Every entry that follows needs to be repeated exactly.

TASK MATERIAL:
╭──

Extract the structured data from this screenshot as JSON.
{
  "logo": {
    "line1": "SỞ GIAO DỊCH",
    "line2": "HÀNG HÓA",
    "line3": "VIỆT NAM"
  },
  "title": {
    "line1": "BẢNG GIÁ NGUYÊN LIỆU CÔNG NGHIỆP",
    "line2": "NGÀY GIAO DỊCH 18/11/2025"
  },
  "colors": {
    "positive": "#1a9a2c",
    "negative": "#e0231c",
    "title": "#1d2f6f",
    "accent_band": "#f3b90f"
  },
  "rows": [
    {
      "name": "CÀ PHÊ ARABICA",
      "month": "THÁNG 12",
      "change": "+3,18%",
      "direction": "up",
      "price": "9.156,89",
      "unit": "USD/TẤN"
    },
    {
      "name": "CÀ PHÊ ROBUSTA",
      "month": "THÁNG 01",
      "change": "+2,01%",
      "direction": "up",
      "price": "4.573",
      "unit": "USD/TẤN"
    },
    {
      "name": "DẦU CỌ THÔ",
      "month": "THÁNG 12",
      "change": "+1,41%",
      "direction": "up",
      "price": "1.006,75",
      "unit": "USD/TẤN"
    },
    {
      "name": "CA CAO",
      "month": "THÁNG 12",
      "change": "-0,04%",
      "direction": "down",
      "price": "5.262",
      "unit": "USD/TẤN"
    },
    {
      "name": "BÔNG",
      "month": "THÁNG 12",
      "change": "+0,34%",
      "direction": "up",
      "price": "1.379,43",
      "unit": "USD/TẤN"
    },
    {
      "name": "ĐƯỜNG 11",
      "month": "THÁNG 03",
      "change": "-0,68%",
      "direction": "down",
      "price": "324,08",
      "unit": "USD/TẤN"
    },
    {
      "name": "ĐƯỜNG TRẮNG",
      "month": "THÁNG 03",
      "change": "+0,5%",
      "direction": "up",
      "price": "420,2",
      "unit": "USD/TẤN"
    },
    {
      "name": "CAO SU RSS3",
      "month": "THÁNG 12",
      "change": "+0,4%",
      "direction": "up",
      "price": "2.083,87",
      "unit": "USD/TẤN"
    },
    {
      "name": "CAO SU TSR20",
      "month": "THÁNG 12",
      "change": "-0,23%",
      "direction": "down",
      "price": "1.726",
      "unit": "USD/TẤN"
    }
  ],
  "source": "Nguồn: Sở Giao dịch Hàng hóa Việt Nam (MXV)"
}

╰──

REPLY:
Extract the structured data from this screenshot as JSON.
{
  "logo": {
    "line1": "SỞ GIAO DỊCH",
    "line2": "HÀNG HÓA",
    "line3": "VIỆT NAM"
  },
  "title": {
    "line1": "BẢNG GIÁ NGUYÊN LIỆU CÔNG NGHIỆP",
    "line2": "NGÀY GIAO DỊCH 18/11/2025"
  },
  "colors": {
    "positive": "#1a9a2c",
    "negative": "#e0231c",
    "title": "#1d2f6f",
    "accent_band": "#f3b90f"
  },
  "rows": [
    {
      "name": "CÀ PHÊ ARABICA",
      "month": "THÁNG 12",
      "change": "+3,18%",
      "direction": "up",
      "price": "9.156,89",
      "unit": "USD/TẤN"
    },
    {
      "name": "CÀ PHÊ ROBUSTA",
      "month": "THÁNG 01",
      "change": "+2,01%",
      "direction": "up",
      "price": "4.573",
      "unit": "USD/TẤN"
    },
    {
      "name": "DẦU CỌ THÔ",
      "month": "THÁNG 12",
      "change": "+1,41%",
      "direction": "up",
      "price": "1.006,75",
      "unit": "USD/TẤN"
    },
    {
      "name": "CA CAO",
      "month": "THÁNG 12",
      "change": "-0,04%",
      "direction": "down",
      "price": "5.262",
      "unit": "USD/TẤN"
    },
    {
      "name": "BÔNG",
      "month": "THÁNG 12",
      "change": "+0,34%",
      "direction": "up",
      "price": "1.379,43",
      "unit": "USD/TẤN"
    },
    {
      "name": "ĐƯỜNG 11",
      "month": "THÁNG 03",
      "change": "-0,68%",
      "direction": "down",
      "price": "324,08",
      "unit": "USD/TẤN"
    },
    {
      "name": "ĐƯỜNG TRẮNG",
      "month": "THÁNG 03",
      "change": "+0,5%",
      "direction": "up",
      "price": "420,2",
      "unit": "USD/TẤN"
    },
    {
      "name": "CAO SU RSS3",
      "month": "THÁNG 12",
      "change": "+0,4%",
      "direction": "up",
      "price": "2.083,87",
      "unit": "USD/TẤN"
    },
    {
      "name": "CAO SU TSR20",
      "month": "THÁNG 12",
      "change": "-0,23%",
      "direction": "down",
      "price": "1.726",
      "unit": "USD/TẤN"
    }
  ],
  "source": "Nguồn: Sở Giao dịch Hàng hóa Việt Nam (MXV)"
}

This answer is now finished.